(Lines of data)
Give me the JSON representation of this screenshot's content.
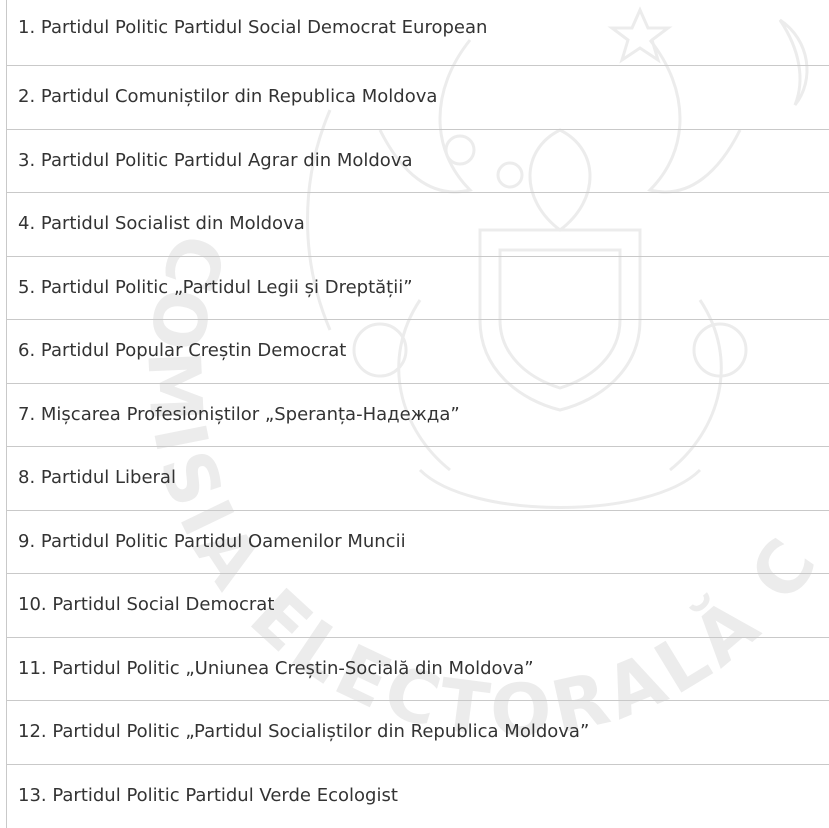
{
  "items": [
    "1. Partidul Politic Partidul Social Democrat European",
    "2. Partidul Comuniștilor din Republica Moldova",
    "3. Partidul Politic Partidul Agrar din Moldova",
    "4. Partidul Socialist din Moldova",
    "5. Partidul Politic „Partidul Legii și Dreptății”",
    "6. Partidul Popular Creștin Democrat",
    "7. Mișcarea Profesioniștilor „Speranța-Надежда”",
    "8. Partidul Liberal",
    "9. Partidul Politic Partidul Oamenilor Muncii",
    "10. Partidul Social Democrat",
    "11. Partidul Politic „Uniunea Creștin-Socială din Moldova”",
    "12. Partidul Politic „Partidul Socialiștilor din Republica Moldova”",
    "13. Partidul Politic Partidul Verde Ecologist"
  ],
  "watermark": {
    "seal_text": "COMISIA ELECTORALĂ C",
    "color": "#ececec"
  },
  "colors": {
    "text": "#333333",
    "border": "#c9c9c9",
    "background": "#ffffff"
  }
}
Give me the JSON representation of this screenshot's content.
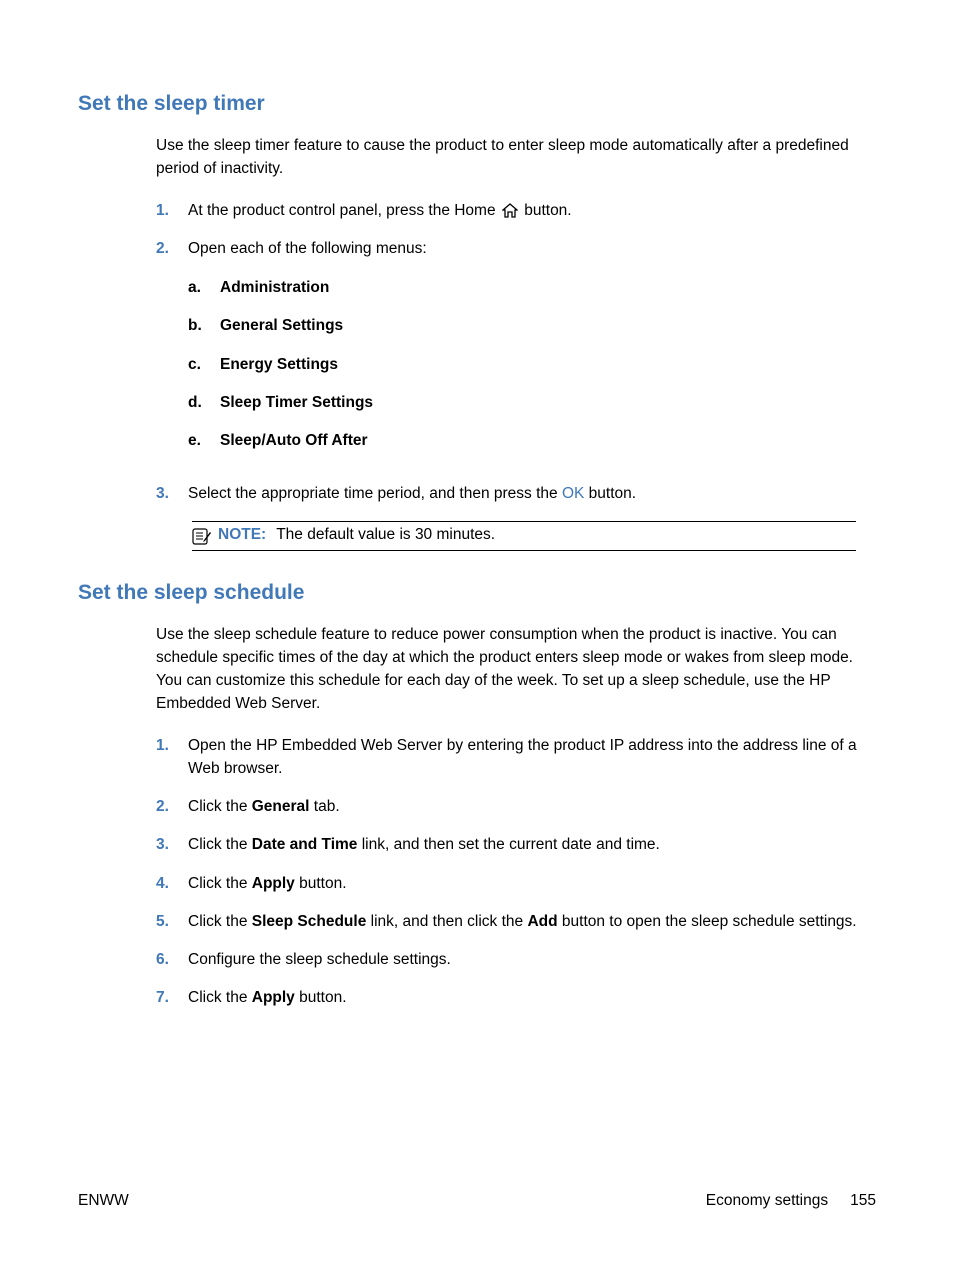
{
  "section1": {
    "heading": "Set the sleep timer",
    "intro": "Use the sleep timer feature to cause the product to enter sleep mode automatically after a predefined period of inactivity.",
    "step1_pre": "At the product control panel, press the Home ",
    "step1_post": " button.",
    "step2": "Open each of the following menus:",
    "submenus": {
      "a": "Administration",
      "b": "General Settings",
      "c": "Energy Settings",
      "d": "Sleep Timer Settings",
      "e": "Sleep/Auto Off After"
    },
    "step3_pre": "Select the appropriate time period, and then press the ",
    "step3_ok": "OK",
    "step3_post": " button.",
    "note_label": "NOTE:",
    "note_text": "The default value is 30 minutes."
  },
  "section2": {
    "heading": "Set the sleep schedule",
    "intro": "Use the sleep schedule feature to reduce power consumption when the product is inactive. You can schedule specific times of the day at which the product enters sleep mode or wakes from sleep mode. You can customize this schedule for each day of the week. To set up a sleep schedule, use the HP Embedded Web Server.",
    "step1": "Open the HP Embedded Web Server by entering the product IP address into the address line of a Web browser.",
    "step2_pre": "Click the ",
    "step2_bold": "General",
    "step2_post": " tab.",
    "step3_pre": "Click the ",
    "step3_bold": "Date and Time",
    "step3_post": " link, and then set the current date and time.",
    "step4_pre": "Click the ",
    "step4_bold": "Apply",
    "step4_post": " button.",
    "step5_pre": "Click the ",
    "step5_bold1": "Sleep Schedule",
    "step5_mid": " link, and then click the ",
    "step5_bold2": "Add",
    "step5_post": " button to open the sleep schedule settings.",
    "step6": "Configure the sleep schedule settings.",
    "step7_pre": "Click the ",
    "step7_bold": "Apply",
    "step7_post": " button."
  },
  "markers": {
    "n1": "1.",
    "n2": "2.",
    "n3": "3.",
    "n4": "4.",
    "n5": "5.",
    "n6": "6.",
    "n7": "7.",
    "a": "a.",
    "b": "b.",
    "c": "c.",
    "d": "d.",
    "e": "e."
  },
  "footer": {
    "left": "ENWW",
    "right_text": "Economy settings",
    "page": "155"
  }
}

== GIVEN EXERCISE ==
Transcribe the material as is, with images omitted.

== TASK SOLUTION ==
Give me the JSON representation of this screenshot's content.
{
  "items": [
    "1. Partidul Politic Partidul Social Democrat European",
    "2. Partidul Comuniștilor din Republica Moldova",
    "3. Partidul Politic Partidul Agrar din Moldova",
    "4. Partidul Socialist din Moldova",
    "5. Partidul Politic „Partidul Legii și Dreptății”",
    "6. Partidul Popular Creștin Democrat",
    "7. Mișcarea Profesioniștilor „Speranța-Надежда”",
    "8. Partidul Liberal",
    "9. Partidul Politic Partidul Oamenilor Muncii",
    "10. Partidul Social Democrat",
    "11. Partidul Politic „Uniunea Creștin-Socială din Moldova”",
    "12. Partidul Politic „Partidul Socialiștilor din Republica Moldova”",
    "13. Partidul Politic Partidul Verde Ecologist"
  ],
  "watermark": {
    "seal_text": "COMISIA ELECTORALĂ C",
    "color": "#ececec"
  },
  "colors": {
    "text": "#333333",
    "border": "#c9c9c9",
    "background": "#ffffff"
  }
}
Give me the JSON representation of this screenshot's content.
{
  "section1": {
    "heading": "Set the sleep timer",
    "intro": "Use the sleep timer feature to cause the product to enter sleep mode automatically after a predefined period of inactivity.",
    "step1_pre": "At the product control panel, press the Home ",
    "step1_post": " button.",
    "step2": "Open each of the following menus:",
    "submenus": {
      "a": "Administration",
      "b": "General Settings",
      "c": "Energy Settings",
      "d": "Sleep Timer Settings",
      "e": "Sleep/Auto Off After"
    },
    "step3_pre": "Select the appropriate time period, and then press the ",
    "step3_ok": "OK",
    "step3_post": " button.",
    "note_label": "NOTE:",
    "note_text": "The default value is 30 minutes."
  },
  "section2": {
    "heading": "Set the sleep schedule",
    "intro": "Use the sleep schedule feature to reduce power consumption when the product is inactive. You can schedule specific times of the day at which the product enters sleep mode or wakes from sleep mode. You can customize this schedule for each day of the week. To set up a sleep schedule, use the HP Embedded Web Server.",
    "step1": "Open the HP Embedded Web Server by entering the product IP address into the address line of a Web browser.",
    "step2_pre": "Click the ",
    "step2_bold": "General",
    "step2_post": " tab.",
    "step3_pre": "Click the ",
    "step3_bold": "Date and Time",
    "step3_post": " link, and then set the current date and time.",
    "step4_pre": "Click the ",
    "step4_bold": "Apply",
    "step4_post": " button.",
    "step5_pre": "Click the ",
    "step5_bold1": "Sleep Schedule",
    "step5_mid": " link, and then click the ",
    "step5_bold2": "Add",
    "step5_post": " button to open the sleep schedule settings.",
    "step6": "Configure the sleep schedule settings.",
    "step7_pre": "Click the ",
    "step7_bold": "Apply",
    "step7_post": " button."
  },
  "markers": {
    "n1": "1.",
    "n2": "2.",
    "n3": "3.",
    "n4": "4.",
    "n5": "5.",
    "n6": "6.",
    "n7": "7.",
    "a": "a.",
    "b": "b.",
    "c": "c.",
    "d": "d.",
    "e": "e."
  },
  "footer": {
    "left": "ENWW",
    "right_text": "Economy settings",
    "page": "155"
  }
}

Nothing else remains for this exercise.